----- Records shown -----
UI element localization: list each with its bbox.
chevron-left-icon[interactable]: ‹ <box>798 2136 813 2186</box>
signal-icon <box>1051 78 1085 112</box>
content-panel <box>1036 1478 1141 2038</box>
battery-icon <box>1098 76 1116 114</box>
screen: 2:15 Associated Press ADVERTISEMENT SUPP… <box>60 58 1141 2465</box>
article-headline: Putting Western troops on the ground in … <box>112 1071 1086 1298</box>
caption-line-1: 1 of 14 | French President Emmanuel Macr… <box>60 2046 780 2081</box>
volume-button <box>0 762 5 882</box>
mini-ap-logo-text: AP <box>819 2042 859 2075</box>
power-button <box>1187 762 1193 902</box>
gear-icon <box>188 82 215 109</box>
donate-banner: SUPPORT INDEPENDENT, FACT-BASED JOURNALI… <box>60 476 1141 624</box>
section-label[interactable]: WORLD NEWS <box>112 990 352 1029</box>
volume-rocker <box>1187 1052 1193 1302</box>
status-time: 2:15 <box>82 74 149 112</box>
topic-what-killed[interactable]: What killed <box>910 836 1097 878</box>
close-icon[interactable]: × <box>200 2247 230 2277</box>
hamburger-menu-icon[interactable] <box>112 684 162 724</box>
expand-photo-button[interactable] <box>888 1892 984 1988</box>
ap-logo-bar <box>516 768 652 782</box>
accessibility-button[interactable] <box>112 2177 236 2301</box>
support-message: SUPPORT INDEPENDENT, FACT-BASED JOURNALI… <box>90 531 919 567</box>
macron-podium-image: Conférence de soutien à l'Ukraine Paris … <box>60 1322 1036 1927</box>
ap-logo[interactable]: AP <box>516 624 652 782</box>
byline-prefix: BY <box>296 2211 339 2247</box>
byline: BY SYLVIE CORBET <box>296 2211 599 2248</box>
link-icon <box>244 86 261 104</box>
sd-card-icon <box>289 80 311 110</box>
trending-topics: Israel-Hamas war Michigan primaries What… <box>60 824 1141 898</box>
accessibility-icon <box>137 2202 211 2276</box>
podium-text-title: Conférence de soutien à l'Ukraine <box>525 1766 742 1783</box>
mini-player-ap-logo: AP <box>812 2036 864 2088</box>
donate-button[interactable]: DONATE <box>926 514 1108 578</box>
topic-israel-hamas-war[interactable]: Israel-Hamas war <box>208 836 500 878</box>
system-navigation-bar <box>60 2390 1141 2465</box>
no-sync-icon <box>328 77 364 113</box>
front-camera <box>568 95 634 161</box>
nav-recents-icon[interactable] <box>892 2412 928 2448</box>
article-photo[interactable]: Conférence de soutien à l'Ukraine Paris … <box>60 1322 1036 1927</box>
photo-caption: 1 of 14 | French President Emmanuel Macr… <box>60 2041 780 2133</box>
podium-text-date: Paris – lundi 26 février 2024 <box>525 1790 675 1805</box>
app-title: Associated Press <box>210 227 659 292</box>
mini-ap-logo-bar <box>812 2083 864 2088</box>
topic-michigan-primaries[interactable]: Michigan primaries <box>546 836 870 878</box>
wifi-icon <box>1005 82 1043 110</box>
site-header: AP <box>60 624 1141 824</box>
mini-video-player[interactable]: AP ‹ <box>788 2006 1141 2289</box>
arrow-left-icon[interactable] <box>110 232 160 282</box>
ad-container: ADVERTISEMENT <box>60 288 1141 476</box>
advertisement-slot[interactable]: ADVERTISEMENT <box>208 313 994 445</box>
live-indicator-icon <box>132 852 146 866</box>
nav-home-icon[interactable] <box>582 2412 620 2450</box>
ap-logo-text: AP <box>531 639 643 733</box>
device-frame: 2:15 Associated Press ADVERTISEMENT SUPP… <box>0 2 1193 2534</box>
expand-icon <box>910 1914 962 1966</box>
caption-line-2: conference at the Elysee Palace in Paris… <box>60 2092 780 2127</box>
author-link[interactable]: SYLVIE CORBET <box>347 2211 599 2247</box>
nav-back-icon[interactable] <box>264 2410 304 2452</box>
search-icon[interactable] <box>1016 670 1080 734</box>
-----
→ Given task
Can you reproduce the data above, swapping "Associated Press" for "AP News" wherever it occurs and leaving everything else unchanged?

→ Output below
UI element localization: list each with its bbox.
chevron-left-icon[interactable]: ‹ <box>798 2136 813 2186</box>
signal-icon <box>1051 78 1085 112</box>
content-panel <box>1036 1478 1141 2038</box>
battery-icon <box>1098 76 1116 114</box>
screen: 2:15 AP News ADVERTISEMENT SUPP… <box>60 58 1141 2465</box>
article-headline: Putting Western troops on the ground in … <box>112 1071 1086 1298</box>
caption-line-1: 1 of 14 | French President Emmanuel Macr… <box>60 2046 780 2081</box>
volume-button <box>0 762 5 882</box>
mini-ap-logo-text: AP <box>819 2042 859 2075</box>
power-button <box>1187 762 1193 902</box>
gear-icon <box>188 82 215 109</box>
donate-banner: SUPPORT INDEPENDENT, FACT-BASED JOURNALI… <box>60 476 1141 624</box>
section-label[interactable]: WORLD NEWS <box>112 990 352 1029</box>
volume-rocker <box>1187 1052 1193 1302</box>
status-time: 2:15 <box>82 74 149 112</box>
topic-what-killed[interactable]: What killed <box>910 836 1097 878</box>
close-icon[interactable]: × <box>200 2247 230 2277</box>
hamburger-menu-icon[interactable] <box>112 684 162 724</box>
expand-photo-button[interactable] <box>888 1892 984 1988</box>
ap-logo-bar <box>516 768 652 782</box>
accessibility-button[interactable] <box>112 2177 236 2301</box>
support-message: SUPPORT INDEPENDENT, FACT-BASED JOURNALI… <box>90 531 919 567</box>
macron-podium-image: Conférence de soutien à l'Ukraine Paris … <box>60 1322 1036 1927</box>
ap-logo[interactable]: AP <box>516 624 652 782</box>
byline-prefix: BY <box>296 2211 339 2247</box>
byline: BY SYLVIE CORBET <box>296 2211 599 2248</box>
link-icon <box>244 86 261 104</box>
sd-card-icon <box>289 80 311 110</box>
trending-topics: Israel-Hamas war Michigan primaries What… <box>60 824 1141 898</box>
accessibility-icon <box>137 2202 211 2276</box>
podium-text-title: Conférence de soutien à l'Ukraine <box>525 1766 742 1783</box>
mini-player-ap-logo: AP <box>812 2036 864 2088</box>
donate-button[interactable]: DONATE <box>926 514 1108 578</box>
topic-israel-hamas-war[interactable]: Israel-Hamas war <box>208 836 500 878</box>
system-navigation-bar <box>60 2390 1141 2465</box>
no-sync-icon <box>328 77 364 113</box>
front-camera <box>568 95 634 161</box>
nav-recents-icon[interactable] <box>892 2412 928 2448</box>
article-photo[interactable]: Conférence de soutien à l'Ukraine Paris … <box>60 1322 1036 1927</box>
photo-caption: 1 of 14 | French President Emmanuel Macr… <box>60 2041 780 2133</box>
podium-text-date: Paris – lundi 26 février 2024 <box>525 1790 675 1805</box>
app-title: AP News <box>210 227 659 292</box>
mini-ap-logo-bar <box>812 2083 864 2088</box>
topic-michigan-primaries[interactable]: Michigan primaries <box>546 836 870 878</box>
wifi-icon <box>1005 82 1043 110</box>
site-header: AP <box>60 624 1141 824</box>
mini-video-player[interactable]: AP ‹ <box>788 2006 1141 2289</box>
arrow-left-icon[interactable] <box>110 232 160 282</box>
ad-container: ADVERTISEMENT <box>60 288 1141 476</box>
advertisement-slot[interactable]: ADVERTISEMENT <box>208 313 994 445</box>
live-indicator-icon <box>132 852 146 866</box>
nav-home-icon[interactable] <box>582 2412 620 2450</box>
ap-logo-text: AP <box>531 639 643 733</box>
device-frame: 2:15 AP News ADVERTISEMENT SUPP… <box>0 2 1193 2534</box>
expand-icon <box>910 1914 962 1966</box>
caption-line-2: conference at the Elysee Palace in Paris… <box>60 2092 780 2127</box>
author-link[interactable]: SYLVIE CORBET <box>347 2211 599 2247</box>
nav-back-icon[interactable] <box>264 2410 304 2452</box>
search-icon[interactable] <box>1016 670 1080 734</box>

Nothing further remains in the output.